▶ _Goal of the exercise_:
Reproduce every record below exactly, with the pictures left out.

(Records supplied Opens)

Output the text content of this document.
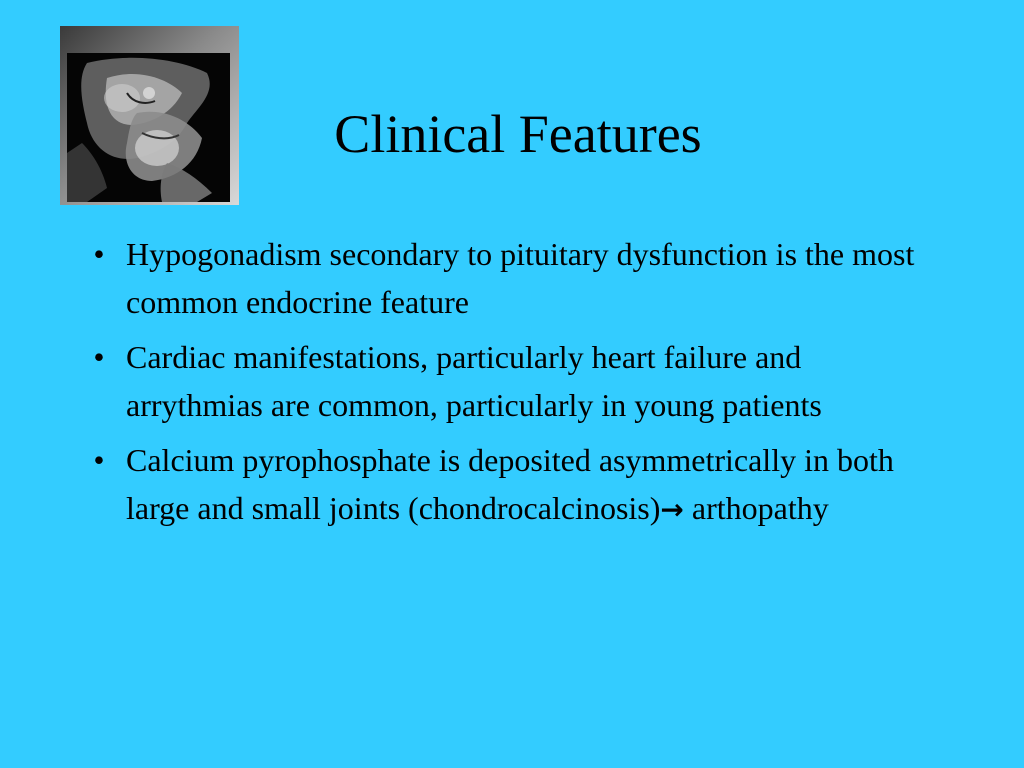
Clinical Features
• Hypogonadism secondary to pituitary dysfunction is the most common endocrine feature
• Cardiac manifestations, particularly heart failure and arrythmias are common, particularly in young patients
• Calcium pyrophosphate is deposited asymmetrically in both large and small joints (chondrocalcinosis)→ arthopathy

(Records supplied Closes)

▶ _Answer space_:
Output the text content of this document.
Clinical Features
• Hypogonadism secondary to pituitary dysfunction is the most common endocrine feature
• Cardiac manifestations, particularly heart failure and arrythmias are common, particularly in young patients
• Calcium pyrophosphate is deposited asymmetrically in both large and small joints (chondrocalcinosis)→ arthopathy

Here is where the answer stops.